_Instructions to follow_
What is the number of lines in the entries below that include the word "title"? Provide the number only.

_Dataset extract_
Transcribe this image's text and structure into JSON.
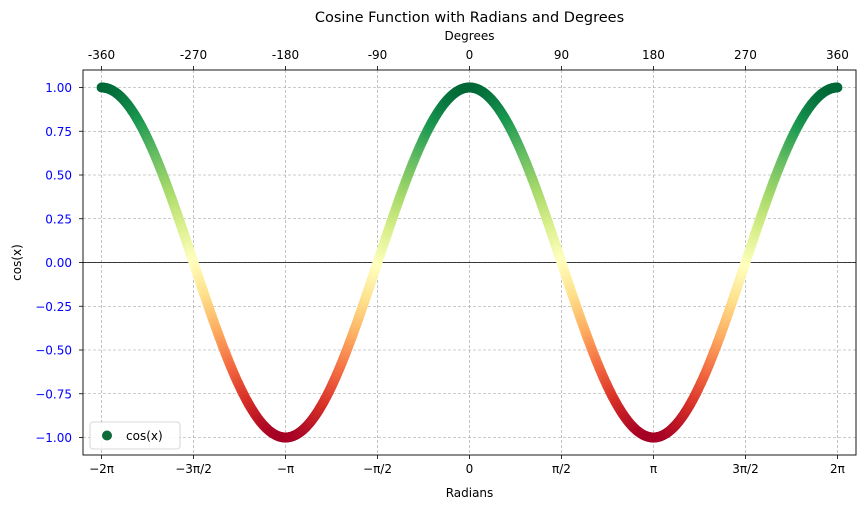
{
  "chart_data": {
    "type": "scatter",
    "title": "Cosine Function with Radians and Degrees",
    "xlabel": "Radians",
    "ylabel": "cos(x)",
    "secondary_xlabel": "Degrees",
    "function": "cos(x)",
    "xlim": [
      -6.6,
      6.6
    ],
    "ylim": [
      -1.1,
      1.1
    ],
    "x_range": [
      -6.2832,
      6.2832
    ],
    "point_count": 1000,
    "colormap": "RdYlGn",
    "grid": true,
    "legend_position": "lower left",
    "series": [
      {
        "name": "cos(x)",
        "marker_color": "#0c6b39"
      }
    ],
    "x_ticks": [
      {
        "value": -6.2832,
        "label": "−2π"
      },
      {
        "value": -4.7124,
        "label": "−3π/2"
      },
      {
        "value": -3.1416,
        "label": "−π"
      },
      {
        "value": -1.5708,
        "label": "−π/2"
      },
      {
        "value": 0,
        "label": "0"
      },
      {
        "value": 1.5708,
        "label": "π/2"
      },
      {
        "value": 3.1416,
        "label": "π"
      },
      {
        "value": 4.7124,
        "label": "3π/2"
      },
      {
        "value": 6.2832,
        "label": "2π"
      }
    ],
    "top_ticks": [
      {
        "value": -6.2832,
        "label": "-360"
      },
      {
        "value": -4.7124,
        "label": "-270"
      },
      {
        "value": -3.1416,
        "label": "-180"
      },
      {
        "value": -1.5708,
        "label": "-90"
      },
      {
        "value": 0,
        "label": "0"
      },
      {
        "value": 1.5708,
        "label": "90"
      },
      {
        "value": 3.1416,
        "label": "180"
      },
      {
        "value": 4.7124,
        "label": "270"
      },
      {
        "value": 6.2832,
        "label": "360"
      }
    ],
    "y_ticks": [
      {
        "value": 1.0,
        "label": "1.00"
      },
      {
        "value": 0.75,
        "label": "0.75"
      },
      {
        "value": 0.5,
        "label": "0.50"
      },
      {
        "value": 0.25,
        "label": "0.25"
      },
      {
        "value": 0.0,
        "label": "0.00"
      },
      {
        "value": -0.25,
        "label": "−0.25"
      },
      {
        "value": -0.5,
        "label": "−0.50"
      },
      {
        "value": -0.75,
        "label": "−0.75"
      },
      {
        "value": -1.0,
        "label": "−1.00"
      }
    ],
    "colors": {
      "ytick": "#0000ff",
      "ylabel": "#0000ff",
      "grid": "#9a9a9a",
      "zero_line": "#000000"
    }
  }
}
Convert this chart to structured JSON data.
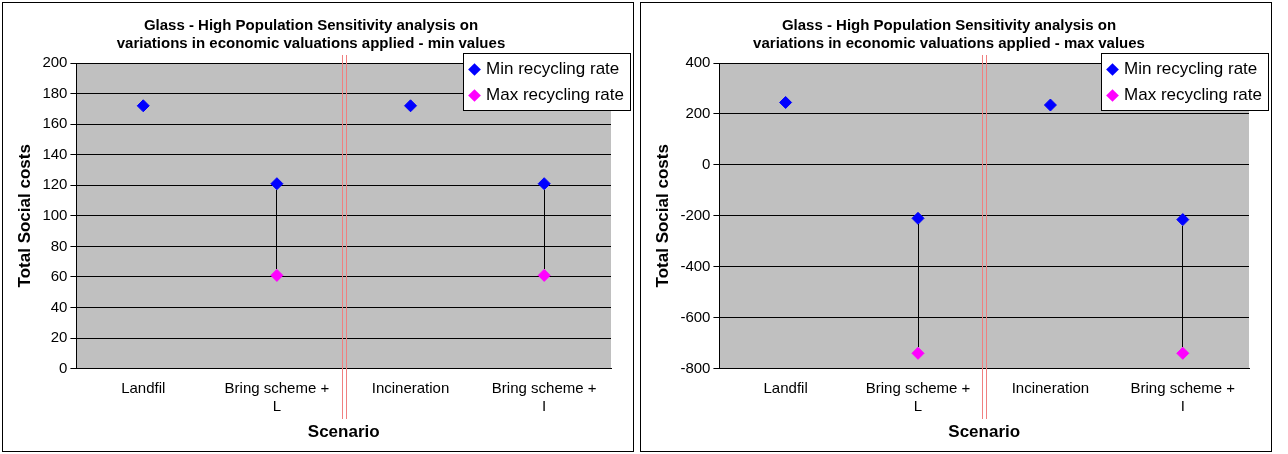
{
  "chart_data": [
    {
      "type": "scatter",
      "title": "Glass - High Population Sensitivity analysis on variations in economic valuations applied - min values",
      "xlabel": "Scenario",
      "ylabel": "Total Social costs",
      "categories": [
        "Landfil",
        "Bring scheme + L",
        "Incineration",
        "Bring scheme + I"
      ],
      "series": [
        {
          "name": "Min recycling rate",
          "color": "#0000ff",
          "values": [
            172,
            121,
            172,
            121
          ]
        },
        {
          "name": "Max recycling rate",
          "color": "#ff00ff",
          "values": [
            null,
            61,
            null,
            61
          ]
        }
      ],
      "ylim": [
        0,
        200
      ],
      "yticks": [
        0,
        20,
        40,
        60,
        80,
        100,
        120,
        140,
        160,
        180,
        200
      ],
      "grid": "y",
      "legend": "top right",
      "marker": "diamond"
    },
    {
      "type": "scatter",
      "title": "Glass - High Population Sensitivity analysis on variations in economic valuations applied - max values",
      "xlabel": "Scenario",
      "ylabel": "Total Social costs",
      "categories": [
        "Landfil",
        "Bring scheme + L",
        "Incineration",
        "Bring scheme + I"
      ],
      "series": [
        {
          "name": "Min recycling rate",
          "color": "#0000ff",
          "values": [
            245,
            -210,
            235,
            -215
          ]
        },
        {
          "name": "Max recycling rate",
          "color": "#ff00ff",
          "values": [
            null,
            -740,
            null,
            -740
          ]
        }
      ],
      "ylim": [
        -800,
        400
      ],
      "yticks": [
        -800,
        -600,
        -400,
        -200,
        0,
        200,
        400
      ],
      "grid": "y",
      "legend": "top right",
      "marker": "diamond"
    }
  ]
}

_Solution for this task_
3